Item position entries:
________________________

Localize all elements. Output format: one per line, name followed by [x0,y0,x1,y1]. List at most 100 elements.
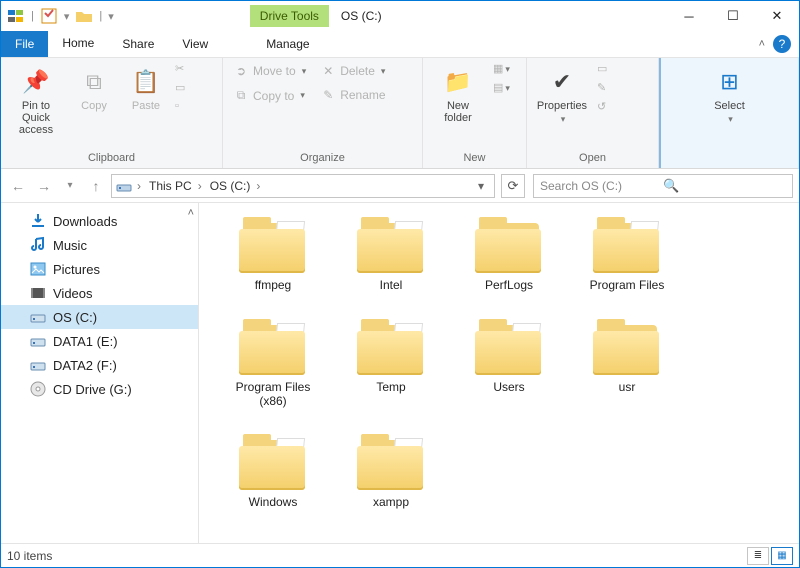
edit-icon[interactable]: ✎ [597,81,607,94]
maximize-button[interactable]: ☐ [711,1,755,31]
minimize-button[interactable]: ─ [667,1,711,31]
folder-qat-icon[interactable] [75,7,93,25]
select-icon: ⊞ [714,66,746,98]
tree-item-label: Downloads [53,214,117,229]
cut-icon[interactable]: ✂ [175,62,185,75]
properties-qat-icon[interactable] [40,7,58,25]
tab-file[interactable]: File [1,31,48,57]
close-button[interactable]: ✕ [755,1,799,31]
title-bar: | ▾ | ▾ Drive Tools OS (C:) ─ ☐ ✕ [1,1,799,31]
folder-windows[interactable]: Windows [227,434,319,510]
up-button[interactable]: ↑ [85,175,107,197]
select-button[interactable]: ⊞ Select [701,62,759,129]
breadcrumb-this-pc[interactable]: This PC [145,179,206,193]
tree-item-downloads[interactable]: Downloads [1,209,198,233]
folder-icon [237,434,309,492]
tree-item-videos[interactable]: Videos [1,281,198,305]
breadcrumb-os-c[interactable]: OS (C:) [206,179,265,193]
contextual-tab-label: Drive Tools [250,5,329,27]
content-pane[interactable]: ffmpeg Intel PerfLogs Program Files Program … [199,203,799,543]
status-bar: 10 items ≣ ▦ [1,543,799,567]
tree-item-pictures[interactable]: Pictures [1,257,198,281]
easy-access-icon[interactable]: ▤ [493,81,510,94]
new-item-icon[interactable]: ▦ [493,62,510,75]
tree-item-os-c-[interactable]: OS (C:) [1,305,198,329]
group-organize-label: Organize [229,150,416,166]
folder-xampp[interactable]: xampp [345,434,437,510]
group-open-label: Open [533,150,652,166]
copy-to-button[interactable]: ⧉Copy to [229,86,310,105]
tab-home[interactable]: Home [48,31,108,57]
group-clipboard-label: Clipboard [7,150,216,166]
refresh-button[interactable]: ⟳ [501,174,525,198]
rename-icon: ✎ [320,88,336,102]
qat-dropdown-icon[interactable]: ▾ [64,10,70,23]
group-new-label: New [429,150,520,166]
folder-icon [473,217,545,275]
folder-users[interactable]: Users [463,319,555,409]
ribbon-collapse-icon[interactable]: ˄ [759,38,765,50]
folder-usr[interactable]: usr [581,319,673,409]
folder-temp[interactable]: Temp [345,319,437,409]
help-button[interactable]: ? [773,35,791,53]
tree-item-cd-drive-g-[interactable]: CD Drive (G:) [1,377,198,401]
tab-manage[interactable]: Manage [252,31,323,57]
copy-button[interactable]: ⧉ Copy [71,62,117,116]
delete-button[interactable]: ✕Delete [316,62,389,80]
status-item-count: 10 items [7,549,52,563]
rename-button[interactable]: ✎Rename [316,86,389,104]
navigation-tree[interactable]: ˄ DownloadsMusicPicturesVideosOS (C:)DAT… [1,203,199,543]
tree-item-label: Music [53,238,87,253]
copy-path-icon[interactable]: ▭ [175,81,185,94]
move-to-icon: ➲ [233,64,249,78]
pin-to-quick-access-button[interactable]: 📌 Pin to Quick access [7,62,65,140]
tree-item-label: DATA2 (F:) [53,358,117,373]
paste-button[interactable]: 📋 Paste [123,62,169,116]
search-icon: 🔍 [663,178,786,194]
tree-item-data2-f-[interactable]: DATA2 (F:) [1,353,198,377]
folder-icon [237,217,309,275]
folder-ffmpeg[interactable]: ffmpeg [227,217,319,293]
ribbon-tabs: File Home Share View Manage ˄ ? [1,31,799,57]
window-title: OS (C:) [341,9,382,23]
folder-perflogs[interactable]: PerfLogs [463,217,555,293]
copy-to-icon: ⧉ [233,88,249,103]
folder-program-files-x86-[interactable]: Program Files (x86) [227,319,319,409]
tab-view[interactable]: View [168,31,222,57]
tree-item-data1-e-[interactable]: DATA1 (E:) [1,329,198,353]
search-input[interactable]: Search OS (C:) 🔍 [533,174,793,198]
details-view-button[interactable]: ≣ [747,547,769,565]
tree-item-label: Videos [53,286,93,301]
folder-icon [237,319,309,377]
tree-item-music[interactable]: Music [1,233,198,257]
pin-icon: 📌 [20,66,52,98]
ribbon: 📌 Pin to Quick access ⧉ Copy 📋 Paste ✂ ▭… [1,57,799,169]
history-icon[interactable]: ↺ [597,100,607,113]
delete-icon: ✕ [320,64,336,78]
recent-locations-button[interactable]: ▾ [59,175,81,197]
icons-view-button[interactable]: ▦ [771,547,793,565]
address-bar[interactable]: This PC OS (C:) ▾ [111,174,495,198]
properties-button[interactable]: ✔ Properties [533,62,591,129]
tree-item-label: CD Drive (G:) [53,382,132,397]
folder-program-files[interactable]: Program Files [581,217,673,293]
move-to-button[interactable]: ➲Move to [229,62,310,80]
open-icon[interactable]: ▭ [597,62,607,75]
folder-icon [355,434,427,492]
crumb-root-arrow[interactable] [132,179,145,193]
back-button[interactable]: ← [7,175,29,197]
tab-share[interactable]: Share [108,31,168,57]
forward-button[interactable]: → [33,175,55,197]
address-dropdown-icon[interactable]: ▾ [472,179,490,193]
folder-label: xampp [373,496,409,510]
drive-icon [29,356,47,374]
tree-scroll-up-icon[interactable]: ˄ [188,207,194,219]
tree-item-label: Pictures [53,262,100,277]
folder-intel[interactable]: Intel [345,217,437,293]
quick-access-toolbar: | ▾ | ▾ [1,7,120,25]
download-icon [29,212,47,230]
folder-icon [591,319,663,377]
new-folder-button[interactable]: 📁 New folder [429,62,487,128]
qat-customize-icon[interactable]: ▾ [108,10,114,23]
paste-shortcut-icon[interactable]: ▫ [175,100,185,112]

________________________

- [Direction]:
Identify each line in the entries above that contains the string "items", and copy those lines.

- [Result of this task]:
status-bar: 10 items ≣ ▦ [1,543,799,567]
status-item-count: 10 items [7,549,52,563]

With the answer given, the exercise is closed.